- [Information supplied]
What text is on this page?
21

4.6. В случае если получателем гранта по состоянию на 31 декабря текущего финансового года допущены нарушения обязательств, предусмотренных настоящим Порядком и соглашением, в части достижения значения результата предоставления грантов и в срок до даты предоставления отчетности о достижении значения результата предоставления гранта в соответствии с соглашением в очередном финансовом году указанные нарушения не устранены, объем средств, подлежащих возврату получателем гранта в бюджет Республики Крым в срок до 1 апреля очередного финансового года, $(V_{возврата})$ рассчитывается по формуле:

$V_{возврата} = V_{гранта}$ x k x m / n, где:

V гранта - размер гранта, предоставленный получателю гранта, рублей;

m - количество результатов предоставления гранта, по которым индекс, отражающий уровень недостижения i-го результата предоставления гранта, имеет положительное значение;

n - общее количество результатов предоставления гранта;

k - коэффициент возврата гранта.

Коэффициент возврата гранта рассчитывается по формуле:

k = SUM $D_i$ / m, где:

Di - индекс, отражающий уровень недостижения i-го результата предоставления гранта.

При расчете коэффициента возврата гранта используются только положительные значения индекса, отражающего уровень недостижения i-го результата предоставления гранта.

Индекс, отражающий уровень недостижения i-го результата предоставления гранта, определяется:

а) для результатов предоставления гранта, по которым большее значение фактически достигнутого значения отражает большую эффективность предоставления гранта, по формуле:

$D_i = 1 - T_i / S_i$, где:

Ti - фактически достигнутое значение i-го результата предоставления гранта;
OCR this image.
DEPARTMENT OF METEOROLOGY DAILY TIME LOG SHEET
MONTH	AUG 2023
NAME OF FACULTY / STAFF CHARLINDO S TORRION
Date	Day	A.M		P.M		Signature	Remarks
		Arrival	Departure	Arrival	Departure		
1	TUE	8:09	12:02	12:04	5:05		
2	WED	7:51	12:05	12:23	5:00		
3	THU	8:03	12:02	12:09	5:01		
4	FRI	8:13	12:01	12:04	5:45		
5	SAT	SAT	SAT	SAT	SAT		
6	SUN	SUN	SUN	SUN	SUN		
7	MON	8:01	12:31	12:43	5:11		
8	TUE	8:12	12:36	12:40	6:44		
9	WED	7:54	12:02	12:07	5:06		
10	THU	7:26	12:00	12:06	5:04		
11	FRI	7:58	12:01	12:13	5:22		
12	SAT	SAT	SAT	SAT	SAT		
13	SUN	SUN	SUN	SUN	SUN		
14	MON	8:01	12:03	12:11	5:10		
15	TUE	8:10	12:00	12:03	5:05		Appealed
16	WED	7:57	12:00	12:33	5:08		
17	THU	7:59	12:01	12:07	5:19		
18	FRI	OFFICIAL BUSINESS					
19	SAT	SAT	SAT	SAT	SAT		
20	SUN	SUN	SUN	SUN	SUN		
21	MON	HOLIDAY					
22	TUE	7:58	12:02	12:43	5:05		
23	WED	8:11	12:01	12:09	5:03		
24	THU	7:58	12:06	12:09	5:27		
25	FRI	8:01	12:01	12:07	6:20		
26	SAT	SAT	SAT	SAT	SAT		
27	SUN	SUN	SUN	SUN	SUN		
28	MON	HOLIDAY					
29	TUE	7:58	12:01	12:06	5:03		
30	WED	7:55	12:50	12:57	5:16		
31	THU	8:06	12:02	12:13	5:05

- [Requirement] Find "OCR this image." in the data above, then repeat that line and all lines after it exactly, ending with the final line.

- [The reply]
OCR this image.
DEPARTMENT OF METEOROLOGY DAILY TIME LOG SHEET
MONTH	AUG 2023
NAME OF FACULTY / STAFF CHARLINDO S TORRION
Date	Day	A.M		P.M		Signature	Remarks
		Arrival	Departure	Arrival	Departure		
1	TUE	8:09	12:02	12:04	5:05		
2	WED	7:51	12:05	12:23	5:00		
3	THU	8:03	12:02	12:09	5:01		
4	FRI	8:13	12:01	12:04	5:45		
5	SAT	SAT	SAT	SAT	SAT		
6	SUN	SUN	SUN	SUN	SUN		
7	MON	8:01	12:31	12:43	5:11		
8	TUE	8:12	12:36	12:40	6:44		
9	WED	7:54	12:02	12:07	5:06		
10	THU	7:26	12:00	12:06	5:04		
11	FRI	7:58	12:01	12:13	5:22		
12	SAT	SAT	SAT	SAT	SAT		
13	SUN	SUN	SUN	SUN	SUN		
14	MON	8:01	12:03	12:11	5:10		
15	TUE	8:10	12:00	12:03	5:05		Appealed
16	WED	7:57	12:00	12:33	5:08		
17	THU	7:59	12:01	12:07	5:19		
18	FRI	OFFICIAL BUSINESS					
19	SAT	SAT	SAT	SAT	SAT		
20	SUN	SUN	SUN	SUN	SUN		
21	MON	HOLIDAY					
22	TUE	7:58	12:02	12:43	5:05		
23	WED	8:11	12:01	12:09	5:03		
24	THU	7:58	12:06	12:09	5:27		
25	FRI	8:01	12:01	12:07	6:20		
26	SAT	SAT	SAT	SAT	SAT		
27	SUN	SUN	SUN	SUN	SUN		
28	MON	HOLIDAY					
29	TUE	7:58	12:01	12:06	5:03		
30	WED	7:55	12:50	12:57	5:16		
31	THU	8:06	12:02	12:13	5:05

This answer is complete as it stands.